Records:

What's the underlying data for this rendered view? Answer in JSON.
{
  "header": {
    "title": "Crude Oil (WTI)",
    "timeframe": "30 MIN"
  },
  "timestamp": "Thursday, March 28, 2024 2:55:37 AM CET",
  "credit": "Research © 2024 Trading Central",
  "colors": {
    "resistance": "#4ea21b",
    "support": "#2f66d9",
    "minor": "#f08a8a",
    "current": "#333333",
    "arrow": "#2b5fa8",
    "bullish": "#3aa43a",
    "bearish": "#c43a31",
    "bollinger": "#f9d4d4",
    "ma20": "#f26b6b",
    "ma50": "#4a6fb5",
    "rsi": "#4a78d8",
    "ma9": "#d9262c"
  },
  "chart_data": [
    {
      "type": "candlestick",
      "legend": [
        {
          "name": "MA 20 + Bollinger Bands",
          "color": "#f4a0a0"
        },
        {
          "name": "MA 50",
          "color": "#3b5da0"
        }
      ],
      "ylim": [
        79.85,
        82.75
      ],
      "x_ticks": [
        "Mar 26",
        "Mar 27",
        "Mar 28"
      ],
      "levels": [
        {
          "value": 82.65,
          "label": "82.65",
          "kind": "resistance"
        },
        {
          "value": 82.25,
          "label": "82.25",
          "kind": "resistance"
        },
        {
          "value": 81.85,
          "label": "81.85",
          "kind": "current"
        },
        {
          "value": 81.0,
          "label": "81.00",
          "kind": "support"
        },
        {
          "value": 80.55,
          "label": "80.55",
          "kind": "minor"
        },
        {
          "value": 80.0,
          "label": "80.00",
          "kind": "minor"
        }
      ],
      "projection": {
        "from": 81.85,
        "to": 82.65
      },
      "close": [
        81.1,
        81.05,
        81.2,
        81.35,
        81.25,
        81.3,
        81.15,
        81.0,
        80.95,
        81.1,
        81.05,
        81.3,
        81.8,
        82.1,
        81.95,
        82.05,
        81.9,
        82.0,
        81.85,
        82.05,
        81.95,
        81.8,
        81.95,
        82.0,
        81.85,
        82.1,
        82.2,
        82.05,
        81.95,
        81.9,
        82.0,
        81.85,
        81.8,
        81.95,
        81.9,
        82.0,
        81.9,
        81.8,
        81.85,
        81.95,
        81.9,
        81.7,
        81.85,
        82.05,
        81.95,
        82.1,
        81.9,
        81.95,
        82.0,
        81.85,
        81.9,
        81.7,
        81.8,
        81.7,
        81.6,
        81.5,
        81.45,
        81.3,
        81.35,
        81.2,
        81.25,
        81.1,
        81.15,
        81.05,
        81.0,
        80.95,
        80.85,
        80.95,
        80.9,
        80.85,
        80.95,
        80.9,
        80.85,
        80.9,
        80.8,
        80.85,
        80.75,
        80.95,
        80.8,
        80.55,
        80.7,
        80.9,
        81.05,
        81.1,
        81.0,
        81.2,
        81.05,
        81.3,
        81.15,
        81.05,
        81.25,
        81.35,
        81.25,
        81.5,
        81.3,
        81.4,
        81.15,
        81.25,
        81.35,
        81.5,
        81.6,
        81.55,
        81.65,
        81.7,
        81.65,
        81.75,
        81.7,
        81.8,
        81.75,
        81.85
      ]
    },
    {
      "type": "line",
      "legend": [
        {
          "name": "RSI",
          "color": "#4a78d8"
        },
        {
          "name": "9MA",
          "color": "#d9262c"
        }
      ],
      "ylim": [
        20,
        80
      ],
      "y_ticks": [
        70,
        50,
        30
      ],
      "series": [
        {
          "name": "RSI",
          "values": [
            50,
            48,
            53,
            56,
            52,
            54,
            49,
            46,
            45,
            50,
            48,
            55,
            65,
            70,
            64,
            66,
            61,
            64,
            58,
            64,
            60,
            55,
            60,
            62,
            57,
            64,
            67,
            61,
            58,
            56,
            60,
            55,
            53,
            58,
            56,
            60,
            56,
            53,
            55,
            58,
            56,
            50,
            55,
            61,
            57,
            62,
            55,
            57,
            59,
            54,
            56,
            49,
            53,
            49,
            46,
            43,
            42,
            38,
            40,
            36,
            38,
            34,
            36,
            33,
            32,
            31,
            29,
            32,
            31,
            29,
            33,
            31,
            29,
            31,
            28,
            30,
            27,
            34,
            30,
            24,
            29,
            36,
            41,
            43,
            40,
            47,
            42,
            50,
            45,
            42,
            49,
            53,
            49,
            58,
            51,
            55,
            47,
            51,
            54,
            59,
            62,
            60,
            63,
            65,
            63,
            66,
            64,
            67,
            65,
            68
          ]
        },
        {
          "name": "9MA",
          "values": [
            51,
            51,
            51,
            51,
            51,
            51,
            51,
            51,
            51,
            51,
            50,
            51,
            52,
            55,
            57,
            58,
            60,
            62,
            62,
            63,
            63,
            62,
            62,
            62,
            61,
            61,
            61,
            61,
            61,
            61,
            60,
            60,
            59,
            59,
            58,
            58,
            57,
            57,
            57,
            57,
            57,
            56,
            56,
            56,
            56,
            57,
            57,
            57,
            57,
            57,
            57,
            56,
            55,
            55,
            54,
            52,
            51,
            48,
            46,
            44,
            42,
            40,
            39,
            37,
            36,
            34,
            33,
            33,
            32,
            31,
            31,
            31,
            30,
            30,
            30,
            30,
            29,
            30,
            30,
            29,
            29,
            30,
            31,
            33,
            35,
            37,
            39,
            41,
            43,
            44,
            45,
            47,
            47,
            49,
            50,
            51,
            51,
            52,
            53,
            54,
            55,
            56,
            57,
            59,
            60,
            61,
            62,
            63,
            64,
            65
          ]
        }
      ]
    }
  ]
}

The request
Output every line above without altering anything.

The result
What's the underlying data for this rendered view? Answer in JSON.
{
  "header": {
    "title": "Crude Oil (WTI)",
    "timeframe": "30 MIN"
  },
  "timestamp": "Thursday, March 28, 2024 2:55:37 AM CET",
  "credit": "Research © 2024 Trading Central",
  "colors": {
    "resistance": "#4ea21b",
    "support": "#2f66d9",
    "minor": "#f08a8a",
    "current": "#333333",
    "arrow": "#2b5fa8",
    "bullish": "#3aa43a",
    "bearish": "#c43a31",
    "bollinger": "#f9d4d4",
    "ma20": "#f26b6b",
    "ma50": "#4a6fb5",
    "rsi": "#4a78d8",
    "ma9": "#d9262c"
  },
  "chart_data": [
    {
      "type": "candlestick",
      "legend": [
        {
          "name": "MA 20 + Bollinger Bands",
          "color": "#f4a0a0"
        },
        {
          "name": "MA 50",
          "color": "#3b5da0"
        }
      ],
      "ylim": [
        79.85,
        82.75
      ],
      "x_ticks": [
        "Mar 26",
        "Mar 27",
        "Mar 28"
      ],
      "levels": [
        {
          "value": 82.65,
          "label": "82.65",
          "kind": "resistance"
        },
        {
          "value": 82.25,
          "label": "82.25",
          "kind": "resistance"
        },
        {
          "value": 81.85,
          "label": "81.85",
          "kind": "current"
        },
        {
          "value": 81.0,
          "label": "81.00",
          "kind": "support"
        },
        {
          "value": 80.55,
          "label": "80.55",
          "kind": "minor"
        },
        {
          "value": 80.0,
          "label": "80.00",
          "kind": "minor"
        }
      ],
      "projection": {
        "from": 81.85,
        "to": 82.65
      },
      "close": [
        81.1,
        81.05,
        81.2,
        81.35,
        81.25,
        81.3,
        81.15,
        81.0,
        80.95,
        81.1,
        81.05,
        81.3,
        81.8,
        82.1,
        81.95,
        82.05,
        81.9,
        82.0,
        81.85,
        82.05,
        81.95,
        81.8,
        81.95,
        82.0,
        81.85,
        82.1,
        82.2,
        82.05,
        81.95,
        81.9,
        82.0,
        81.85,
        81.8,
        81.95,
        81.9,
        82.0,
        81.9,
        81.8,
        81.85,
        81.95,
        81.9,
        81.7,
        81.85,
        82.05,
        81.95,
        82.1,
        81.9,
        81.95,
        82.0,
        81.85,
        81.9,
        81.7,
        81.8,
        81.7,
        81.6,
        81.5,
        81.45,
        81.3,
        81.35,
        81.2,
        81.25,
        81.1,
        81.15,
        81.05,
        81.0,
        80.95,
        80.85,
        80.95,
        80.9,
        80.85,
        80.95,
        80.9,
        80.85,
        80.9,
        80.8,
        80.85,
        80.75,
        80.95,
        80.8,
        80.55,
        80.7,
        80.9,
        81.05,
        81.1,
        81.0,
        81.2,
        81.05,
        81.3,
        81.15,
        81.05,
        81.25,
        81.35,
        81.25,
        81.5,
        81.3,
        81.4,
        81.15,
        81.25,
        81.35,
        81.5,
        81.6,
        81.55,
        81.65,
        81.7,
        81.65,
        81.75,
        81.7,
        81.8,
        81.75,
        81.85
      ]
    },
    {
      "type": "line",
      "legend": [
        {
          "name": "RSI",
          "color": "#4a78d8"
        },
        {
          "name": "9MA",
          "color": "#d9262c"
        }
      ],
      "ylim": [
        20,
        80
      ],
      "y_ticks": [
        70,
        50,
        30
      ],
      "series": [
        {
          "name": "RSI",
          "values": [
            50,
            48,
            53,
            56,
            52,
            54,
            49,
            46,
            45,
            50,
            48,
            55,
            65,
            70,
            64,
            66,
            61,
            64,
            58,
            64,
            60,
            55,
            60,
            62,
            57,
            64,
            67,
            61,
            58,
            56,
            60,
            55,
            53,
            58,
            56,
            60,
            56,
            53,
            55,
            58,
            56,
            50,
            55,
            61,
            57,
            62,
            55,
            57,
            59,
            54,
            56,
            49,
            53,
            49,
            46,
            43,
            42,
            38,
            40,
            36,
            38,
            34,
            36,
            33,
            32,
            31,
            29,
            32,
            31,
            29,
            33,
            31,
            29,
            31,
            28,
            30,
            27,
            34,
            30,
            24,
            29,
            36,
            41,
            43,
            40,
            47,
            42,
            50,
            45,
            42,
            49,
            53,
            49,
            58,
            51,
            55,
            47,
            51,
            54,
            59,
            62,
            60,
            63,
            65,
            63,
            66,
            64,
            67,
            65,
            68
          ]
        },
        {
          "name": "9MA",
          "values": [
            51,
            51,
            51,
            51,
            51,
            51,
            51,
            51,
            51,
            51,
            50,
            51,
            52,
            55,
            57,
            58,
            60,
            62,
            62,
            63,
            63,
            62,
            62,
            62,
            61,
            61,
            61,
            61,
            61,
            61,
            60,
            60,
            59,
            59,
            58,
            58,
            57,
            57,
            57,
            57,
            57,
            56,
            56,
            56,
            56,
            57,
            57,
            57,
            57,
            57,
            57,
            56,
            55,
            55,
            54,
            52,
            51,
            48,
            46,
            44,
            42,
            40,
            39,
            37,
            36,
            34,
            33,
            33,
            32,
            31,
            31,
            31,
            30,
            30,
            30,
            30,
            29,
            30,
            30,
            29,
            29,
            30,
            31,
            33,
            35,
            37,
            39,
            41,
            43,
            44,
            45,
            47,
            47,
            49,
            50,
            51,
            51,
            52,
            53,
            54,
            55,
            56,
            57,
            59,
            60,
            61,
            62,
            63,
            64,
            65
          ]
        }
      ]
    }
  ]
}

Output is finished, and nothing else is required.